> **Problem to solve**
Gather all lines in the entries that include the word "SERİSİ".
※ ※ ※
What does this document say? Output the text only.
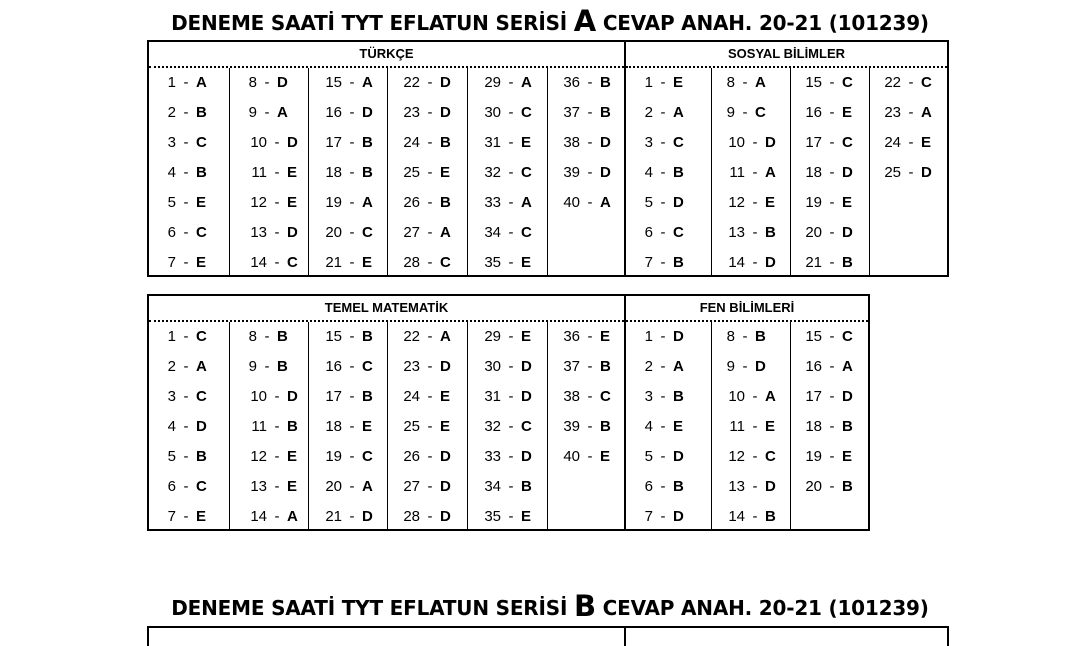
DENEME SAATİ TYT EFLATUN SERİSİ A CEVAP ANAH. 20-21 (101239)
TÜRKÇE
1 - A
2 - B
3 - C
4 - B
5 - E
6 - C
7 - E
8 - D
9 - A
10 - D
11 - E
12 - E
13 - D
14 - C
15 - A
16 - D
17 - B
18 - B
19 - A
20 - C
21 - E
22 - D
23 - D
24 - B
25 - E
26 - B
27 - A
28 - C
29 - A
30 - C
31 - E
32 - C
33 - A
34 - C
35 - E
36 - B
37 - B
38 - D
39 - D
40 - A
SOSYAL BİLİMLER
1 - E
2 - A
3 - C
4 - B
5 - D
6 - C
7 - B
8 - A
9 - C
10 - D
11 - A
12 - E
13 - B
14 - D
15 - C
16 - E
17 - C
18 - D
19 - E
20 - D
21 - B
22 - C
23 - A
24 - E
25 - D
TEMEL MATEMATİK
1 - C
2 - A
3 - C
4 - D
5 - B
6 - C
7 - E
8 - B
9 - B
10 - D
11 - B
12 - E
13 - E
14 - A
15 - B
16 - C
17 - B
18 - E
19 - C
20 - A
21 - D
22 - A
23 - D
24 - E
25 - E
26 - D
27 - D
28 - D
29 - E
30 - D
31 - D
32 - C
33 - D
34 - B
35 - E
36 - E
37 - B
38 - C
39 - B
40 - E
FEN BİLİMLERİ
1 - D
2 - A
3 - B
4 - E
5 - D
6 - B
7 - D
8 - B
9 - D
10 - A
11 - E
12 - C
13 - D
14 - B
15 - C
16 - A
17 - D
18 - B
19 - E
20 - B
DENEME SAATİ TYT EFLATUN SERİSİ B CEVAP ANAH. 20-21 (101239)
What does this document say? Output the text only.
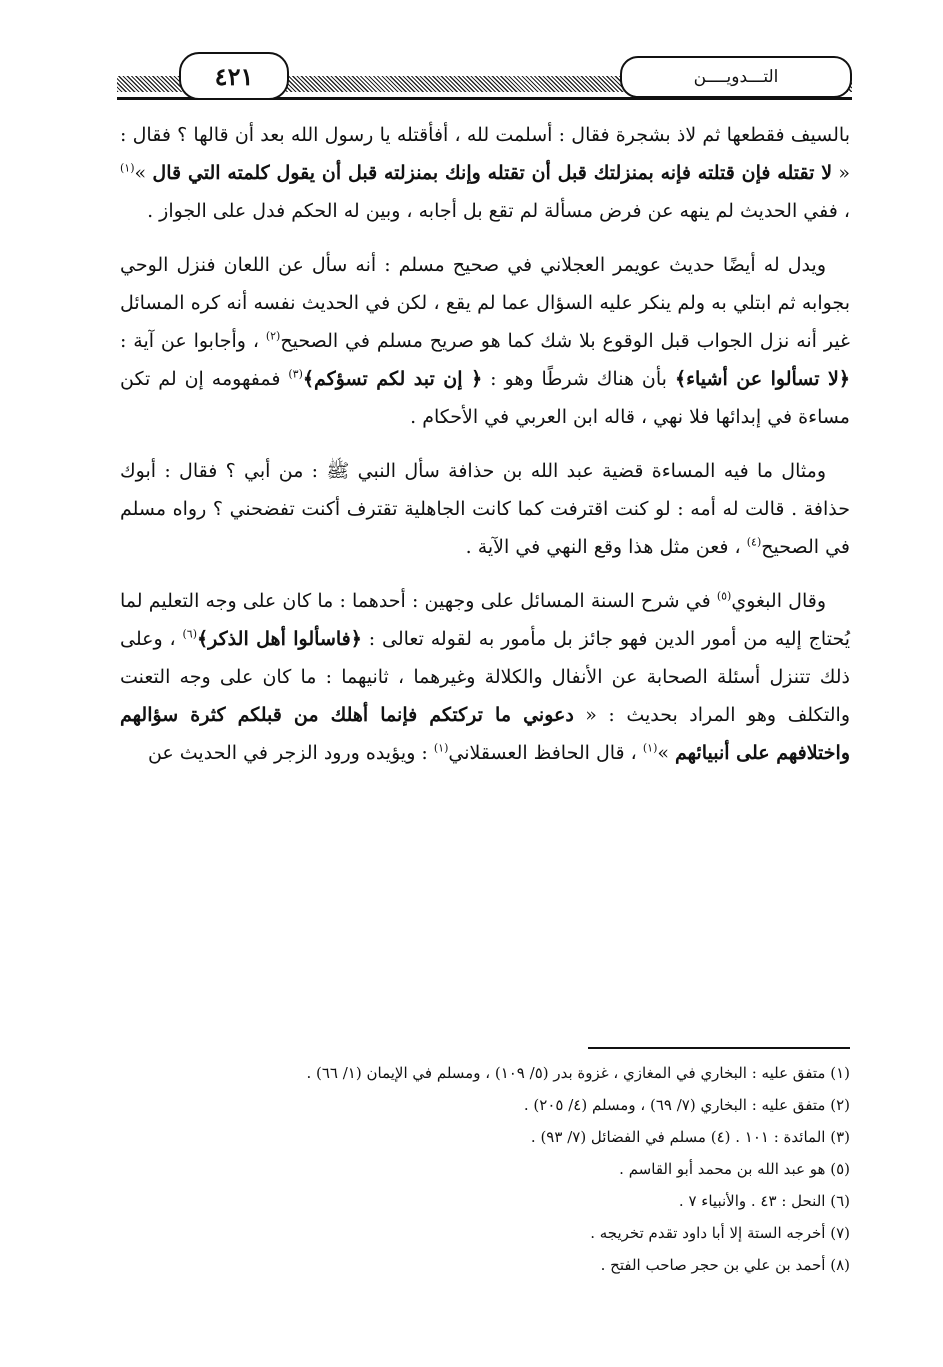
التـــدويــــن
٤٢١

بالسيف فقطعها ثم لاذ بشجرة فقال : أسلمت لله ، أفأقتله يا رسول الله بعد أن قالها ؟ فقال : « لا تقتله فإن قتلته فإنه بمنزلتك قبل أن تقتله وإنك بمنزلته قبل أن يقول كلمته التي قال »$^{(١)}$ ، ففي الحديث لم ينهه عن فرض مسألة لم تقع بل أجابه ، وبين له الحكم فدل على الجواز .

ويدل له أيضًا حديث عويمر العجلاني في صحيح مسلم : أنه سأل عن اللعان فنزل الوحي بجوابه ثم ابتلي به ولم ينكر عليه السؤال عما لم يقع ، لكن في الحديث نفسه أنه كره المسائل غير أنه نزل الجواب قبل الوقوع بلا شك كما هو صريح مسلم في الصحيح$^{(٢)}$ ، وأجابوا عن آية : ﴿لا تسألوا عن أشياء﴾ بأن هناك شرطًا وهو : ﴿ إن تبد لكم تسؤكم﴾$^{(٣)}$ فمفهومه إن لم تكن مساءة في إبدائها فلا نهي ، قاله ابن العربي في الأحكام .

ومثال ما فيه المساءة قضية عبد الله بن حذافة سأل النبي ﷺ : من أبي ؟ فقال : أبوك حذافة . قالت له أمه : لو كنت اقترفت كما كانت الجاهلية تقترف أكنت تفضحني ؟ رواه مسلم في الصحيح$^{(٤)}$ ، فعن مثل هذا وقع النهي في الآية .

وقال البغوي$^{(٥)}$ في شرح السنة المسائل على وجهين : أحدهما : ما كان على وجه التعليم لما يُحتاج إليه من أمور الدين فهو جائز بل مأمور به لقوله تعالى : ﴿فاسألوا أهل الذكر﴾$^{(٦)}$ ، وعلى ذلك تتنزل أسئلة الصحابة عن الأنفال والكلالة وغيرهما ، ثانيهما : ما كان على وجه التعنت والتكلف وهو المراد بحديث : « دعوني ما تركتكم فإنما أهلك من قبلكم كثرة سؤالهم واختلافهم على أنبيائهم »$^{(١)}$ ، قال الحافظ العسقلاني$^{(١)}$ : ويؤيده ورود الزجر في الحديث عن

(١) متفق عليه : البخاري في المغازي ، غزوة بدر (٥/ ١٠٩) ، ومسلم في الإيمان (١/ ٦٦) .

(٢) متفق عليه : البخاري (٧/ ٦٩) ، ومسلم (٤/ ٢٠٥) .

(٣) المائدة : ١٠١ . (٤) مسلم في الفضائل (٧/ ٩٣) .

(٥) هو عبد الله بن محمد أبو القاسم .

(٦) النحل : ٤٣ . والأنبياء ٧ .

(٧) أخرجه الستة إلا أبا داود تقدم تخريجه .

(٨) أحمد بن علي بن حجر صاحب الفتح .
※ ※ ※
> **The result**
DENEME SAATİ TYT EFLATUN SERİSİ A CEVAP ANAH. 20-21 (101239)
DENEME SAATİ TYT EFLATUN SERİSİ B CEVAP ANAH. 20-21 (101239)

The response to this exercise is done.